(SOURCE RECORDS):

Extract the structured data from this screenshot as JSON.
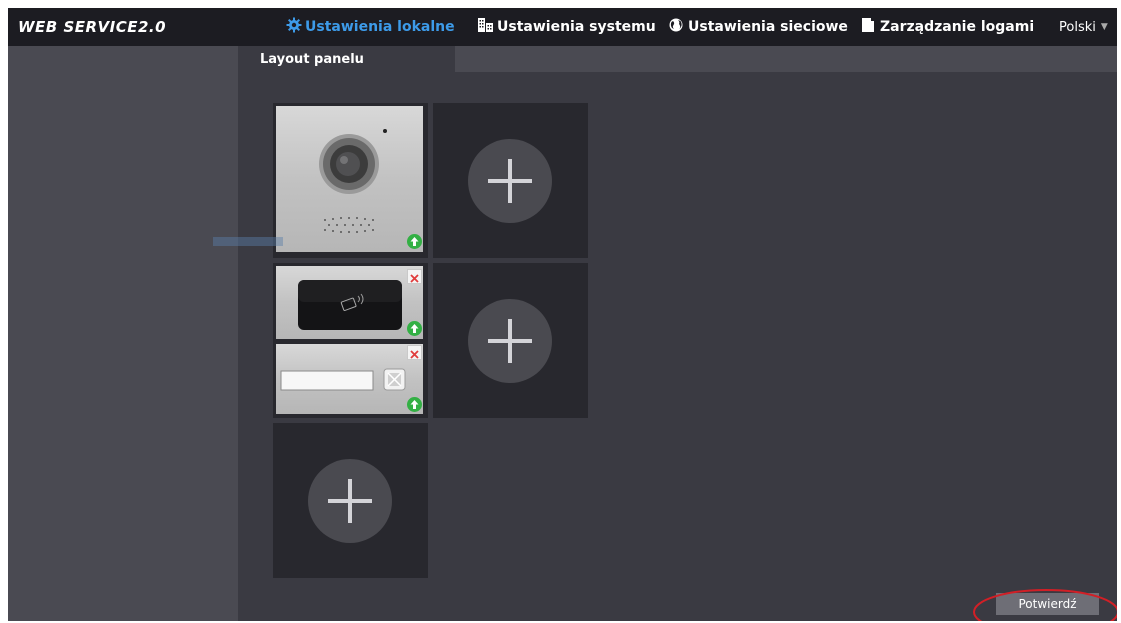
{
  "app": {
    "logo": "WEB SERVICE2.0"
  },
  "nav": {
    "items": [
      {
        "label": "Ustawienia lokalne",
        "icon": "gear-icon",
        "active": true
      },
      {
        "label": "Ustawienia systemu",
        "icon": "building-icon",
        "active": false
      },
      {
        "label": "Ustawienia sieciowe",
        "icon": "globe-icon",
        "active": false
      },
      {
        "label": "Zarządzanie logami",
        "icon": "document-icon",
        "active": false
      }
    ],
    "language": "Polski"
  },
  "subtabs": {
    "active_label": "Layout panelu"
  },
  "panel_layout": {
    "modules": [
      {
        "type": "camera-module",
        "column": 1,
        "row": 1,
        "actions": [
          "move-up"
        ]
      },
      {
        "type": "card-reader-module",
        "column": 1,
        "row": 2,
        "actions": [
          "delete",
          "move-up"
        ]
      },
      {
        "type": "keypad-module",
        "column": 1,
        "row": 2,
        "actions": [
          "delete",
          "move-up"
        ]
      }
    ],
    "empty_slots": [
      {
        "column": 2,
        "row": 1,
        "icon": "plus-icon"
      },
      {
        "column": 2,
        "row": 2,
        "icon": "plus-icon"
      },
      {
        "column": 1,
        "row": 3,
        "icon": "plus-icon"
      }
    ]
  },
  "footer": {
    "confirm_label": "Potwierdź"
  },
  "colors": {
    "accent": "#3d9be9",
    "topbar": "#1c1c22",
    "content_bg": "#3a3a42",
    "sidebar_bg": "#4a4a52",
    "success": "#33b044",
    "danger": "#e03c3c",
    "highlight_ring": "#d21f26"
  }
}
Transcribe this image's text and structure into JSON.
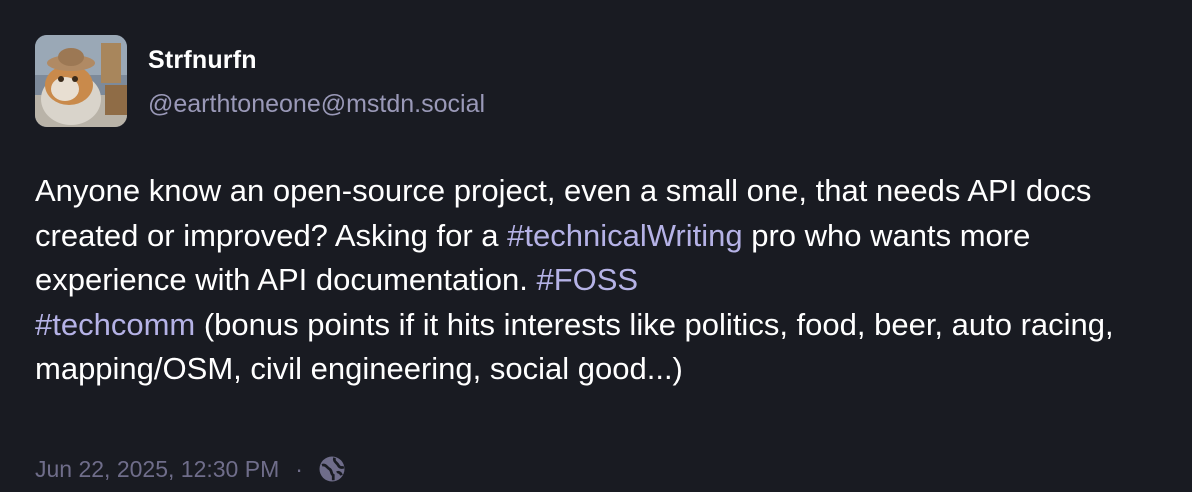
{
  "author": {
    "display_name": "Strfnurfn",
    "handle": "@earthtoneone@mstdn.social",
    "avatar_icon": "cat-wearing-cowboy-hat-avatar"
  },
  "content": {
    "part1": "Anyone know an open-source project, even a small one, that needs API docs created or improved? Asking for a ",
    "hashtag1": "#technicalWriting",
    "part2": " pro who wants more experience with API documentation. ",
    "hashtag2": "#FOSS",
    "hashtag3": "#techcomm",
    "part3": " (bonus points if it hits interests like politics, food, beer, auto racing, mapping/OSM, civil engineering, social good...)"
  },
  "meta": {
    "timestamp": "Jun 22, 2025, 12:30 PM",
    "separator": "·",
    "visibility_icon": "globe-icon"
  },
  "colors": {
    "background": "#191b22",
    "text": "#ffffff",
    "handle": "#9a99b8",
    "hashtag": "#b5b2e6",
    "meta": "#6f6d8a"
  }
}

(TASK BRIEF):
Your task is to output exactly the lines from the line containing "Transcribe this image's" through the last line, inclusive, leaving every picture out.

(EXERCISE SOLUTION):
Transcribe this image's text and structure into JSON.
{
  "author": {
    "display_name": "Strfnurfn",
    "handle": "@earthtoneone@mstdn.social",
    "avatar_icon": "cat-wearing-cowboy-hat-avatar"
  },
  "content": {
    "part1": "Anyone know an open-source project, even a small one, that needs API docs created or improved? Asking for a ",
    "hashtag1": "#technicalWriting",
    "part2": " pro who wants more experience with API documentation. ",
    "hashtag2": "#FOSS",
    "hashtag3": "#techcomm",
    "part3": " (bonus points if it hits interests like politics, food, beer, auto racing, mapping/OSM, civil engineering, social good...)"
  },
  "meta": {
    "timestamp": "Jun 22, 2025, 12:30 PM",
    "separator": "·",
    "visibility_icon": "globe-icon"
  },
  "colors": {
    "background": "#191b22",
    "text": "#ffffff",
    "handle": "#9a99b8",
    "hashtag": "#b5b2e6",
    "meta": "#6f6d8a"
  }
}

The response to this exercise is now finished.